= Excerpts from a figure dataset =

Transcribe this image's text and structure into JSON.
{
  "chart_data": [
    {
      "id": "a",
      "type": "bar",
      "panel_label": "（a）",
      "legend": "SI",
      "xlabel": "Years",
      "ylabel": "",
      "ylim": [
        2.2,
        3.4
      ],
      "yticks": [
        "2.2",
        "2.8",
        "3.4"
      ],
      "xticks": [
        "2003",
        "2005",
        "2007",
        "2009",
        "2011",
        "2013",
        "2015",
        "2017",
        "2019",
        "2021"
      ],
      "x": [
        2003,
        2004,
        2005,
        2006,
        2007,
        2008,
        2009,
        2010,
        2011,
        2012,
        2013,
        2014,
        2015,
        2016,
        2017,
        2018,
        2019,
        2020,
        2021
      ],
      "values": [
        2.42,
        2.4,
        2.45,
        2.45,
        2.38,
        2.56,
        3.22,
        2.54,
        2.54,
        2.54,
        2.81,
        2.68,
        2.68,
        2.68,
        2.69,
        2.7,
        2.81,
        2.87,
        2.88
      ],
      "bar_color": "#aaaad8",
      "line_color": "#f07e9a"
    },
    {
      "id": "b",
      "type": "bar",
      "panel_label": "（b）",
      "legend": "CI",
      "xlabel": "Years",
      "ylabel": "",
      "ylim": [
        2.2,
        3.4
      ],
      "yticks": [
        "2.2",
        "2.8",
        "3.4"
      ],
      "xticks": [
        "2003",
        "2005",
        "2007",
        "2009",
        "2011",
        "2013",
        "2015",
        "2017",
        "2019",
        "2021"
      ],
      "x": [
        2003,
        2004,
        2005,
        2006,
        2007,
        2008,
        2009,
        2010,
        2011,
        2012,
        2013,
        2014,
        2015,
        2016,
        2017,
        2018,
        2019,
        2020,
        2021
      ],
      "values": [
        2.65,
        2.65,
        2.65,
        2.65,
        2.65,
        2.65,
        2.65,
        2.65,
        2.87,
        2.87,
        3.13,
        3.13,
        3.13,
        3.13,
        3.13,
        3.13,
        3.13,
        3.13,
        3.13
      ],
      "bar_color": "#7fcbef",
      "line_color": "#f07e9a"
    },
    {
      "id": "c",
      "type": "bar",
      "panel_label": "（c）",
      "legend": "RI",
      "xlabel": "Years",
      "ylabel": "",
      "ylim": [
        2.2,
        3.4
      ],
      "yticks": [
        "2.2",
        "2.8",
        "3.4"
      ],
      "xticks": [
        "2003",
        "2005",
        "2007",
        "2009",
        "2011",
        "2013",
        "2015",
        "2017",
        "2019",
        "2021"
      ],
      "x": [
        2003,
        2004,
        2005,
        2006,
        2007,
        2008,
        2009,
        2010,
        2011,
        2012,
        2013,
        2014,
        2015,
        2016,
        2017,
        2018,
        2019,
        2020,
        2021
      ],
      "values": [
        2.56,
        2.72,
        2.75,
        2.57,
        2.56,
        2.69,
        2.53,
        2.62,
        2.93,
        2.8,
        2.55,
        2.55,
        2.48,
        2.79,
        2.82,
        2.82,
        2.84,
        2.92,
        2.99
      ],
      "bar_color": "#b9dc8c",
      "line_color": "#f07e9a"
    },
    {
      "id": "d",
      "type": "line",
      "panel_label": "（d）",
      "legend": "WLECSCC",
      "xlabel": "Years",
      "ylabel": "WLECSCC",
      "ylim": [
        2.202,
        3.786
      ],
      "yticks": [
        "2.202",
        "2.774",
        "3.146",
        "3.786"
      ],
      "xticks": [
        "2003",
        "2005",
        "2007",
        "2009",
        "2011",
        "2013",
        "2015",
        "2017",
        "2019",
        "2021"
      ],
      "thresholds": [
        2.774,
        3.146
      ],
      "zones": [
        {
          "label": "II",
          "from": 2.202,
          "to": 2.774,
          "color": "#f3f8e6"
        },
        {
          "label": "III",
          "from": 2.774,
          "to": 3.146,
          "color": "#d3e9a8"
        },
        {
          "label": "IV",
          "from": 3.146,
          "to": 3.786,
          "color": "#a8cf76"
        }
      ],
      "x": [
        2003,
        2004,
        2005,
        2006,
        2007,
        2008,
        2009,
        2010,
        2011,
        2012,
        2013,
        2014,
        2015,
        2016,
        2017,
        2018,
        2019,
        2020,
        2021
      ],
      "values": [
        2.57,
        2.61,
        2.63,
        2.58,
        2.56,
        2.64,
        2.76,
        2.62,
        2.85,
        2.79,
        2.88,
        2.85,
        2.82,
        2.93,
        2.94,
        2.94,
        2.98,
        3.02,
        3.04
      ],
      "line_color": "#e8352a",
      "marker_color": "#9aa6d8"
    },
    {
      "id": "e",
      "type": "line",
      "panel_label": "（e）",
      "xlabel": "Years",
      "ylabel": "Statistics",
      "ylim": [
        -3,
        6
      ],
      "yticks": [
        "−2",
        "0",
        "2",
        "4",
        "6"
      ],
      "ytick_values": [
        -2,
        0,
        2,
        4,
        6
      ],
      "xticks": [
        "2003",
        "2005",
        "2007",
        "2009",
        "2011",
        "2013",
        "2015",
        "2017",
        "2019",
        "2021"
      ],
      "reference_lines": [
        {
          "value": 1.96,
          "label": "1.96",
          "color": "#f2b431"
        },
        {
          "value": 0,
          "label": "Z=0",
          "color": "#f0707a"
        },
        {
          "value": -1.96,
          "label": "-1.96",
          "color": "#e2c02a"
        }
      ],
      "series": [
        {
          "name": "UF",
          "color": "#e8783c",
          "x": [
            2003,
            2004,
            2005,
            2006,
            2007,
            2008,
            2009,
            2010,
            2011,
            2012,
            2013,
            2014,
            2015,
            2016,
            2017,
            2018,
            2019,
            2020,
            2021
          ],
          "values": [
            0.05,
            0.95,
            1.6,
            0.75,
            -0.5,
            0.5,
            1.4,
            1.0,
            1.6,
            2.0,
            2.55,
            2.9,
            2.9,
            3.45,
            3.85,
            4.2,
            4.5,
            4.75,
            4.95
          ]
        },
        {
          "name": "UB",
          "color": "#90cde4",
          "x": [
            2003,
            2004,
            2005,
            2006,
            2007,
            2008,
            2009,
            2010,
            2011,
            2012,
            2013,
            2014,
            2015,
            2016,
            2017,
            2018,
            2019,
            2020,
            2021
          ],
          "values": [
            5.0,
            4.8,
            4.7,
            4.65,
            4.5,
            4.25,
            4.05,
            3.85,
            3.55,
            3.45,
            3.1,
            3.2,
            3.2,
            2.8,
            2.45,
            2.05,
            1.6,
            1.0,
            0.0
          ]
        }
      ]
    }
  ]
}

= Exercise requirements =
Write out every entry again, keeping each line exactly the same.

= Result below =
Transcribe this image's text and structure into JSON.
{
  "chart_data": [
    {
      "id": "a",
      "type": "bar",
      "panel_label": "（a）",
      "legend": "SI",
      "xlabel": "Years",
      "ylabel": "",
      "ylim": [
        2.2,
        3.4
      ],
      "yticks": [
        "2.2",
        "2.8",
        "3.4"
      ],
      "xticks": [
        "2003",
        "2005",
        "2007",
        "2009",
        "2011",
        "2013",
        "2015",
        "2017",
        "2019",
        "2021"
      ],
      "x": [
        2003,
        2004,
        2005,
        2006,
        2007,
        2008,
        2009,
        2010,
        2011,
        2012,
        2013,
        2014,
        2015,
        2016,
        2017,
        2018,
        2019,
        2020,
        2021
      ],
      "values": [
        2.42,
        2.4,
        2.45,
        2.45,
        2.38,
        2.56,
        3.22,
        2.54,
        2.54,
        2.54,
        2.81,
        2.68,
        2.68,
        2.68,
        2.69,
        2.7,
        2.81,
        2.87,
        2.88
      ],
      "bar_color": "#aaaad8",
      "line_color": "#f07e9a"
    },
    {
      "id": "b",
      "type": "bar",
      "panel_label": "（b）",
      "legend": "CI",
      "xlabel": "Years",
      "ylabel": "",
      "ylim": [
        2.2,
        3.4
      ],
      "yticks": [
        "2.2",
        "2.8",
        "3.4"
      ],
      "xticks": [
        "2003",
        "2005",
        "2007",
        "2009",
        "2011",
        "2013",
        "2015",
        "2017",
        "2019",
        "2021"
      ],
      "x": [
        2003,
        2004,
        2005,
        2006,
        2007,
        2008,
        2009,
        2010,
        2011,
        2012,
        2013,
        2014,
        2015,
        2016,
        2017,
        2018,
        2019,
        2020,
        2021
      ],
      "values": [
        2.65,
        2.65,
        2.65,
        2.65,
        2.65,
        2.65,
        2.65,
        2.65,
        2.87,
        2.87,
        3.13,
        3.13,
        3.13,
        3.13,
        3.13,
        3.13,
        3.13,
        3.13,
        3.13
      ],
      "bar_color": "#7fcbef",
      "line_color": "#f07e9a"
    },
    {
      "id": "c",
      "type": "bar",
      "panel_label": "（c）",
      "legend": "RI",
      "xlabel": "Years",
      "ylabel": "",
      "ylim": [
        2.2,
        3.4
      ],
      "yticks": [
        "2.2",
        "2.8",
        "3.4"
      ],
      "xticks": [
        "2003",
        "2005",
        "2007",
        "2009",
        "2011",
        "2013",
        "2015",
        "2017",
        "2019",
        "2021"
      ],
      "x": [
        2003,
        2004,
        2005,
        2006,
        2007,
        2008,
        2009,
        2010,
        2011,
        2012,
        2013,
        2014,
        2015,
        2016,
        2017,
        2018,
        2019,
        2020,
        2021
      ],
      "values": [
        2.56,
        2.72,
        2.75,
        2.57,
        2.56,
        2.69,
        2.53,
        2.62,
        2.93,
        2.8,
        2.55,
        2.55,
        2.48,
        2.79,
        2.82,
        2.82,
        2.84,
        2.92,
        2.99
      ],
      "bar_color": "#b9dc8c",
      "line_color": "#f07e9a"
    },
    {
      "id": "d",
      "type": "line",
      "panel_label": "（d）",
      "legend": "WLECSCC",
      "xlabel": "Years",
      "ylabel": "WLECSCC",
      "ylim": [
        2.202,
        3.786
      ],
      "yticks": [
        "2.202",
        "2.774",
        "3.146",
        "3.786"
      ],
      "xticks": [
        "2003",
        "2005",
        "2007",
        "2009",
        "2011",
        "2013",
        "2015",
        "2017",
        "2019",
        "2021"
      ],
      "thresholds": [
        2.774,
        3.146
      ],
      "zones": [
        {
          "label": "II",
          "from": 2.202,
          "to": 2.774,
          "color": "#f3f8e6"
        },
        {
          "label": "III",
          "from": 2.774,
          "to": 3.146,
          "color": "#d3e9a8"
        },
        {
          "label": "IV",
          "from": 3.146,
          "to": 3.786,
          "color": "#a8cf76"
        }
      ],
      "x": [
        2003,
        2004,
        2005,
        2006,
        2007,
        2008,
        2009,
        2010,
        2011,
        2012,
        2013,
        2014,
        2015,
        2016,
        2017,
        2018,
        2019,
        2020,
        2021
      ],
      "values": [
        2.57,
        2.61,
        2.63,
        2.58,
        2.56,
        2.64,
        2.76,
        2.62,
        2.85,
        2.79,
        2.88,
        2.85,
        2.82,
        2.93,
        2.94,
        2.94,
        2.98,
        3.02,
        3.04
      ],
      "line_color": "#e8352a",
      "marker_color": "#9aa6d8"
    },
    {
      "id": "e",
      "type": "line",
      "panel_label": "（e）",
      "xlabel": "Years",
      "ylabel": "Statistics",
      "ylim": [
        -3,
        6
      ],
      "yticks": [
        "−2",
        "0",
        "2",
        "4",
        "6"
      ],
      "ytick_values": [
        -2,
        0,
        2,
        4,
        6
      ],
      "xticks": [
        "2003",
        "2005",
        "2007",
        "2009",
        "2011",
        "2013",
        "2015",
        "2017",
        "2019",
        "2021"
      ],
      "reference_lines": [
        {
          "value": 1.96,
          "label": "1.96",
          "color": "#f2b431"
        },
        {
          "value": 0,
          "label": "Z=0",
          "color": "#f0707a"
        },
        {
          "value": -1.96,
          "label": "-1.96",
          "color": "#e2c02a"
        }
      ],
      "series": [
        {
          "name": "UF",
          "color": "#e8783c",
          "x": [
            2003,
            2004,
            2005,
            2006,
            2007,
            2008,
            2009,
            2010,
            2011,
            2012,
            2013,
            2014,
            2015,
            2016,
            2017,
            2018,
            2019,
            2020,
            2021
          ],
          "values": [
            0.05,
            0.95,
            1.6,
            0.75,
            -0.5,
            0.5,
            1.4,
            1.0,
            1.6,
            2.0,
            2.55,
            2.9,
            2.9,
            3.45,
            3.85,
            4.2,
            4.5,
            4.75,
            4.95
          ]
        },
        {
          "name": "UB",
          "color": "#90cde4",
          "x": [
            2003,
            2004,
            2005,
            2006,
            2007,
            2008,
            2009,
            2010,
            2011,
            2012,
            2013,
            2014,
            2015,
            2016,
            2017,
            2018,
            2019,
            2020,
            2021
          ],
          "values": [
            5.0,
            4.8,
            4.7,
            4.65,
            4.5,
            4.25,
            4.05,
            3.85,
            3.55,
            3.45,
            3.1,
            3.2,
            3.2,
            2.8,
            2.45,
            2.05,
            1.6,
            1.0,
            0.0
          ]
        }
      ]
    }
  ]
}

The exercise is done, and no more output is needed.